- TASK DIRECTIONS:
Pull every line containing the word "structured" from the records.
====== INPUT ROWS ======
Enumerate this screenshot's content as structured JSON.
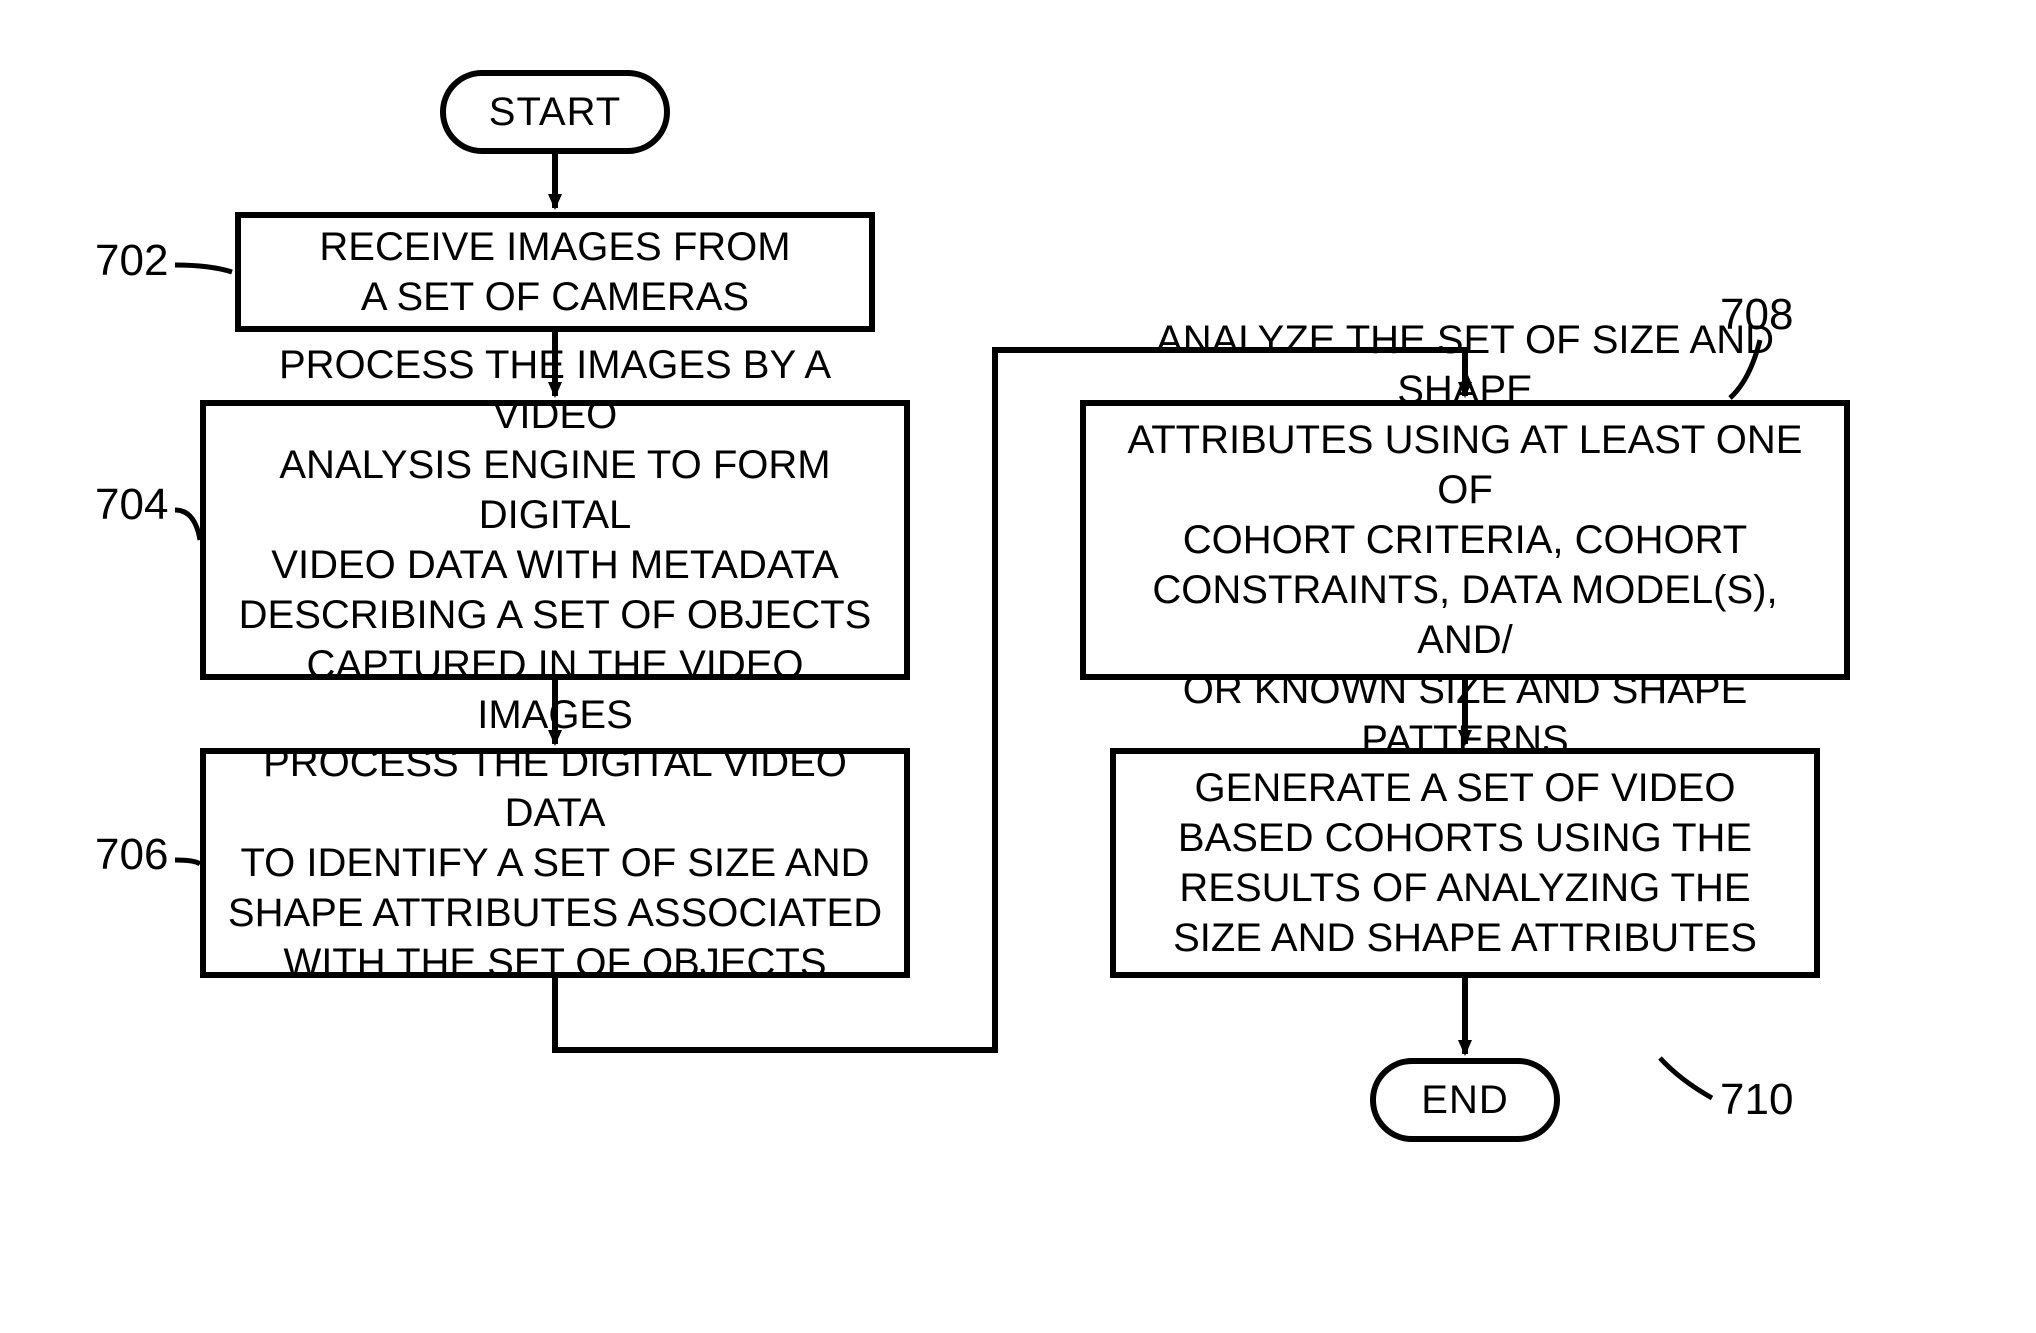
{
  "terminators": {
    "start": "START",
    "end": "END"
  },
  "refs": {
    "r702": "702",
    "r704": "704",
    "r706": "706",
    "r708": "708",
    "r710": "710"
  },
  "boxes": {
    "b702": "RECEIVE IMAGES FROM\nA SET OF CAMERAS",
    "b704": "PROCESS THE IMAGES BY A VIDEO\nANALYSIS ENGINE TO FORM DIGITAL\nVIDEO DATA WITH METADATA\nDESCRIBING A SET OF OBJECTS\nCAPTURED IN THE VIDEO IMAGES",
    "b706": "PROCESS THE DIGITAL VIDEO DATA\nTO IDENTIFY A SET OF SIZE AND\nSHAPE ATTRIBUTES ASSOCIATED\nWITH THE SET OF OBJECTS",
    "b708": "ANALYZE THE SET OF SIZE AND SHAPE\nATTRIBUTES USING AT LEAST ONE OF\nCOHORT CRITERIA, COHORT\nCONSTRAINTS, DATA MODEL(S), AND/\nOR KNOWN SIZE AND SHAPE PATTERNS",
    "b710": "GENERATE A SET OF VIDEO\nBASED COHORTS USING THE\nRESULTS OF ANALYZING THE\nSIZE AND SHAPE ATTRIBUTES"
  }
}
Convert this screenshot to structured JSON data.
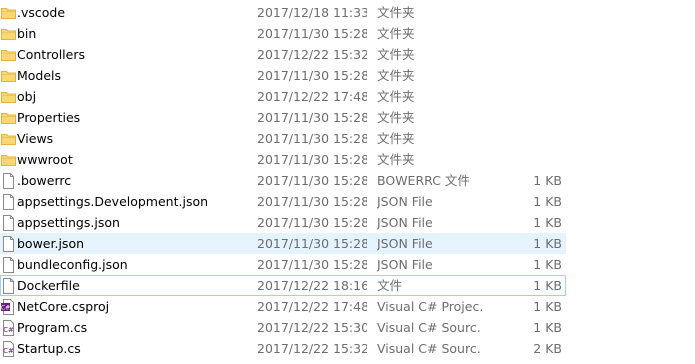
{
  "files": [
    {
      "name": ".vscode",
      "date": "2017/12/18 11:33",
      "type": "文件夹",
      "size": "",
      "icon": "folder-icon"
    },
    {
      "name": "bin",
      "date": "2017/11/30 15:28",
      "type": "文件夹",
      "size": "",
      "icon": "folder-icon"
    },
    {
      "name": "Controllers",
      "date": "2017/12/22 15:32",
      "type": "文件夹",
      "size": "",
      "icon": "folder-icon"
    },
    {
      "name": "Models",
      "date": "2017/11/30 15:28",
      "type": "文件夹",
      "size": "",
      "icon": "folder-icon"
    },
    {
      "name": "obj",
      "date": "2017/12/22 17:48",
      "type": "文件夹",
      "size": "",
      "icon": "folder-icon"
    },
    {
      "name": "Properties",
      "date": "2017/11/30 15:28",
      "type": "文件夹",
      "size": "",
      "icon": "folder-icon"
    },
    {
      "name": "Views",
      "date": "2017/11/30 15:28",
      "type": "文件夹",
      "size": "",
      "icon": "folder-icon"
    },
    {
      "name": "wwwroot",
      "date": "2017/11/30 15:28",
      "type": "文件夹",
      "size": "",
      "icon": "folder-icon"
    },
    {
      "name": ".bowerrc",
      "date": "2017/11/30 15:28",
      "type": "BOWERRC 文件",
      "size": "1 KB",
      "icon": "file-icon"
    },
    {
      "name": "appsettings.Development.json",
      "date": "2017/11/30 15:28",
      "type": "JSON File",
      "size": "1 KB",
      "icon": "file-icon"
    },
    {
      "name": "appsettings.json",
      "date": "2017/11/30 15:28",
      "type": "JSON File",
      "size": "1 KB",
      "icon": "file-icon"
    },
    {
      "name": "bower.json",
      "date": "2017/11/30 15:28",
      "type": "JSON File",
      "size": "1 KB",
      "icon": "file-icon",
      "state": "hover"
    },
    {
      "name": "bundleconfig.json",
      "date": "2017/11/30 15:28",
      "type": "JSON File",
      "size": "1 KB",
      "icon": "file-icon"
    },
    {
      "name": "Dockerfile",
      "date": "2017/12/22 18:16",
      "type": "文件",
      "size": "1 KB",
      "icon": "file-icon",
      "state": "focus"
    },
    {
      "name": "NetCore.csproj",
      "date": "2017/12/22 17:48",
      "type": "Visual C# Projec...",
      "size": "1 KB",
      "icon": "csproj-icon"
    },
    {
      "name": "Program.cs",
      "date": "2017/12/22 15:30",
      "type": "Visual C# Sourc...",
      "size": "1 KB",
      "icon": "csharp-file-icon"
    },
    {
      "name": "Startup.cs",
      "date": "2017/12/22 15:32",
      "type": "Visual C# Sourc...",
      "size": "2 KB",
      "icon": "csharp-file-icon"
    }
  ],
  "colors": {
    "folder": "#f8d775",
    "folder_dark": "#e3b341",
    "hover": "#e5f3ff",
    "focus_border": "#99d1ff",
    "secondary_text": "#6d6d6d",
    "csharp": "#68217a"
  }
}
======
- SOLUTION FOR THIS EXERCISE:
Enumerate this screenshot's content as structured JSON.
Convert this screenshot to structured JSON data.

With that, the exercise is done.